Work through the entries below and report how many lines include "base". The number alone is the answer.

Data listing:
# # #
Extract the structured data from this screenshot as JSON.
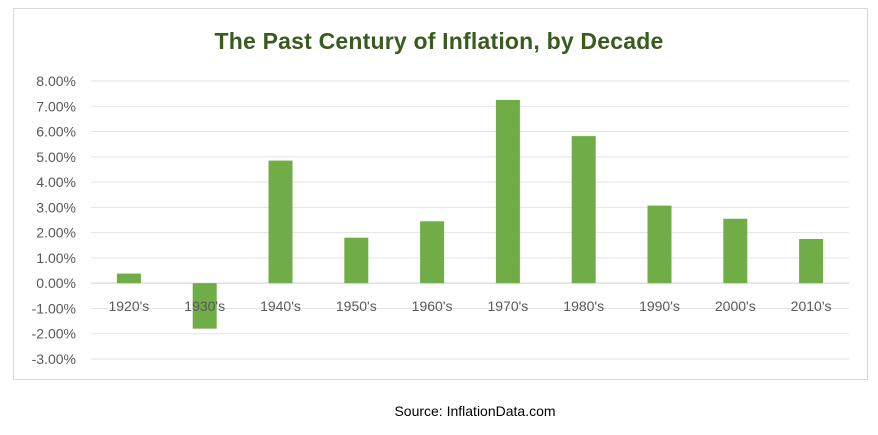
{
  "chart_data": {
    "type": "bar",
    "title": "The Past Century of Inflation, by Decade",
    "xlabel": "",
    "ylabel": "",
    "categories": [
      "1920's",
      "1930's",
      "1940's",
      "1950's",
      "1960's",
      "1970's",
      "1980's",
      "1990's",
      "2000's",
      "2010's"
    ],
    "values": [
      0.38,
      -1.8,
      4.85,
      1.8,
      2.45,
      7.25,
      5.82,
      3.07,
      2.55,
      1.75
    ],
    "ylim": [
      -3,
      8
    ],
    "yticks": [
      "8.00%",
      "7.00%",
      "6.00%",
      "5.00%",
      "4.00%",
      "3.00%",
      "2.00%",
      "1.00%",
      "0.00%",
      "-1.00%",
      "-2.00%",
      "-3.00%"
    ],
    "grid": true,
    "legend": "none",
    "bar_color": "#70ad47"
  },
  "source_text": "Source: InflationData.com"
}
# # #
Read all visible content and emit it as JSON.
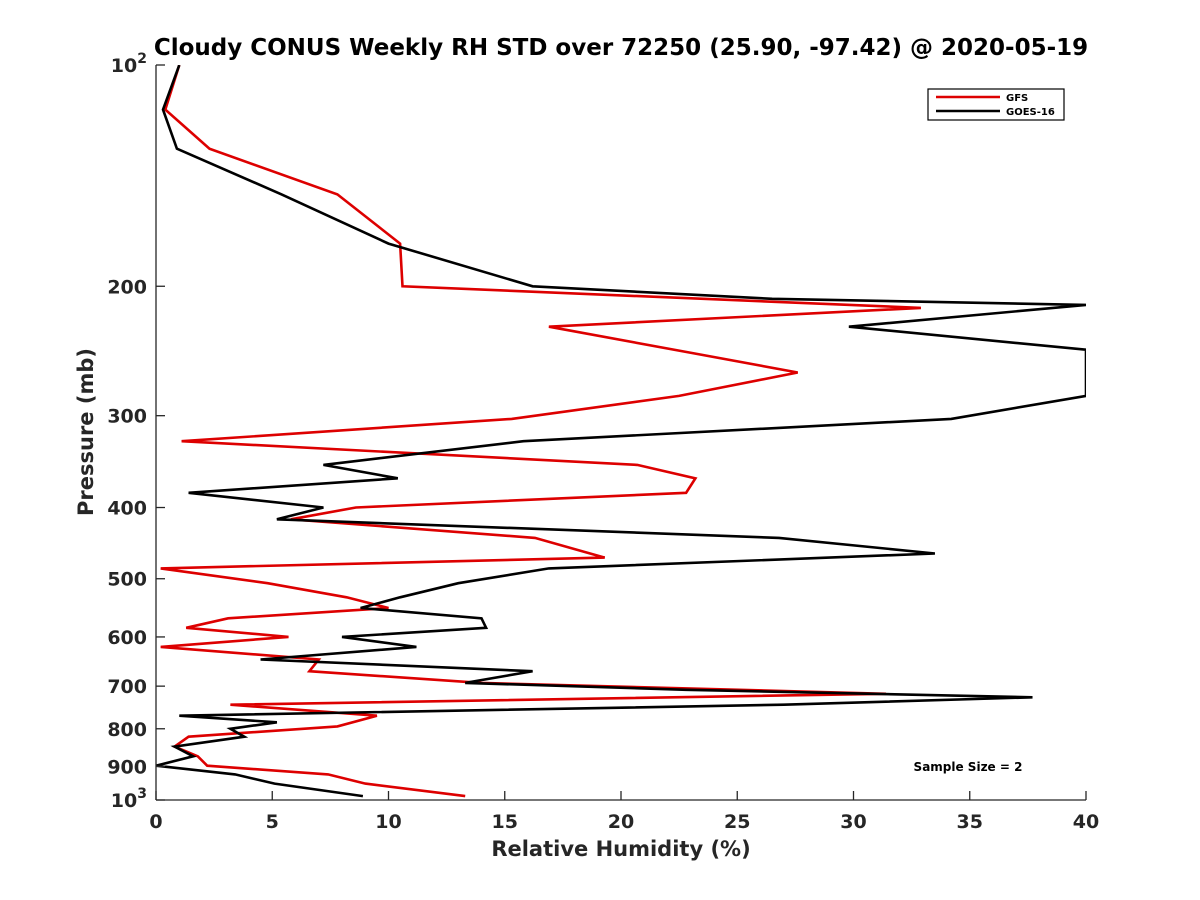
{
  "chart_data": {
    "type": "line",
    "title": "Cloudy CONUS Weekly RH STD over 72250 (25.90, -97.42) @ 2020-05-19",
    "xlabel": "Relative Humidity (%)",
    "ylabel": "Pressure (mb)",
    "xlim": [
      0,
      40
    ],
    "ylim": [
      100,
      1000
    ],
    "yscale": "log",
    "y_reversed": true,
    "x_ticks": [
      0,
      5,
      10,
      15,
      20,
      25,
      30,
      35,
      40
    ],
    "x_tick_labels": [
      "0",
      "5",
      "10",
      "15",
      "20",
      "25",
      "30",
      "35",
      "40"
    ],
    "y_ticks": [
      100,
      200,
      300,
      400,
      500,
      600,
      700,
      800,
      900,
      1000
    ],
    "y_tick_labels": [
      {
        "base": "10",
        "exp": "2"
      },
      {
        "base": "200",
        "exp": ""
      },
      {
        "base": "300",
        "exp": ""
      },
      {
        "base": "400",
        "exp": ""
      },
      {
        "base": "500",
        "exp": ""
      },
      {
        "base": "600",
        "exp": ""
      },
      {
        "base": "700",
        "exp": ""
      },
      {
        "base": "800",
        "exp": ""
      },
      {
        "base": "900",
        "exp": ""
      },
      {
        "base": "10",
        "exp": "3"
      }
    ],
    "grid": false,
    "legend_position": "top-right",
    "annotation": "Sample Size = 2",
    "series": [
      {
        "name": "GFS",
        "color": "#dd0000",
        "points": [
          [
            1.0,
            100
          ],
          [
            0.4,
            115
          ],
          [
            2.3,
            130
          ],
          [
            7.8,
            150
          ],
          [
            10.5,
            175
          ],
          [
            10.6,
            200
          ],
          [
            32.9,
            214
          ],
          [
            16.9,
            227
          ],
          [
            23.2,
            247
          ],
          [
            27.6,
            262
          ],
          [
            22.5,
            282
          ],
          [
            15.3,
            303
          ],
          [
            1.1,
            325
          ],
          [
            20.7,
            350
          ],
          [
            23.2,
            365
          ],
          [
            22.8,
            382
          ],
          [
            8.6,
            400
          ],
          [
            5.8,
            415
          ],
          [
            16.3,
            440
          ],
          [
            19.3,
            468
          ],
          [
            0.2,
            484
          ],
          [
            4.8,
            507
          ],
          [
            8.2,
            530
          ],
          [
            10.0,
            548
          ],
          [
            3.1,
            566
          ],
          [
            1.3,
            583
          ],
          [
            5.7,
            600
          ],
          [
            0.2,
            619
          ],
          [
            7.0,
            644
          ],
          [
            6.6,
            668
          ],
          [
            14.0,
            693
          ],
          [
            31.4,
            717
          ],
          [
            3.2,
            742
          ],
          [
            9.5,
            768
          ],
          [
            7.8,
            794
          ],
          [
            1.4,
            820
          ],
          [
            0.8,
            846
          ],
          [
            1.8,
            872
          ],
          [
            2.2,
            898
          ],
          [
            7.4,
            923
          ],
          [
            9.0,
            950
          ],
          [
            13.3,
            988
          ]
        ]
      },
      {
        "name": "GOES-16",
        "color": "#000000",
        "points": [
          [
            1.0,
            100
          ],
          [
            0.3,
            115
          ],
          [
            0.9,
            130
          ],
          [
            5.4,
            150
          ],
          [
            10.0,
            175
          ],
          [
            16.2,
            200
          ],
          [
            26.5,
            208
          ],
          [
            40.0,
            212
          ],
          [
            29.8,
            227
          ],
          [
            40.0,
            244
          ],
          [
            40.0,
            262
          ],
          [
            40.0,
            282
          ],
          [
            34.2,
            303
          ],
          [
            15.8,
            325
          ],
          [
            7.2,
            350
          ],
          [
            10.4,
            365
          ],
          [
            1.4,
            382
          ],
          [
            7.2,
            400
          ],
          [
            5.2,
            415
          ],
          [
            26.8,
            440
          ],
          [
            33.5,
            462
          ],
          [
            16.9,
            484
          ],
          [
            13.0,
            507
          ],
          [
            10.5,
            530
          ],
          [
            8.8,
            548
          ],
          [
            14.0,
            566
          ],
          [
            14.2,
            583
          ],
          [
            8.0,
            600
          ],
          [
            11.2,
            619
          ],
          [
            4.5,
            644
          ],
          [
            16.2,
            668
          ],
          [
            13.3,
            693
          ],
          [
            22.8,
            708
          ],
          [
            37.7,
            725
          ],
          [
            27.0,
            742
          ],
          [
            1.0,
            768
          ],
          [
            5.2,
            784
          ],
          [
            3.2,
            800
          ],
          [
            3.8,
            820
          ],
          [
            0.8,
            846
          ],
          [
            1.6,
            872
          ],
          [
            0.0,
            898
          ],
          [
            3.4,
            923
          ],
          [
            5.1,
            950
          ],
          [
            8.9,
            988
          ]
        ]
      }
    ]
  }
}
# # #
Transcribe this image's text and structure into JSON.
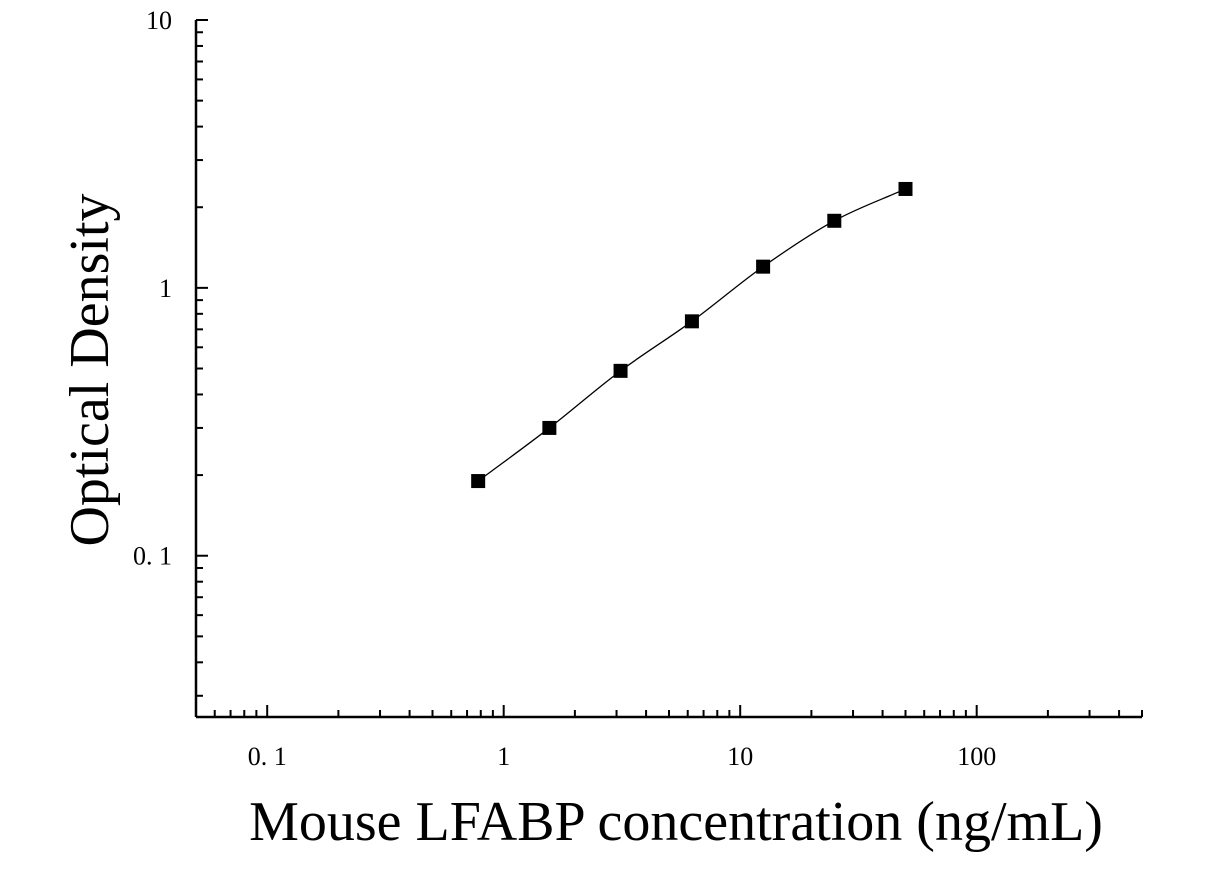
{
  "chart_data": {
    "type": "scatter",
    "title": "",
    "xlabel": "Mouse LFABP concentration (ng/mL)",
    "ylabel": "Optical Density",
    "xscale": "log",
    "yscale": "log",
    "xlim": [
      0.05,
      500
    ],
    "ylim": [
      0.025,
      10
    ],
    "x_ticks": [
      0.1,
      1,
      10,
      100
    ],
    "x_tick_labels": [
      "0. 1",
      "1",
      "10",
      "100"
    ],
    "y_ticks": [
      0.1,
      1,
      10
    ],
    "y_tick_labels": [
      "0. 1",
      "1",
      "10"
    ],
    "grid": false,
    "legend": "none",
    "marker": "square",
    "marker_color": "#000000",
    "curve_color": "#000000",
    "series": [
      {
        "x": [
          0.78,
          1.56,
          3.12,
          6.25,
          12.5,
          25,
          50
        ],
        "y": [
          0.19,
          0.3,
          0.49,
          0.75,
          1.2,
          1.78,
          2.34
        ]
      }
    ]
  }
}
# # #
TASK ANSWER:
10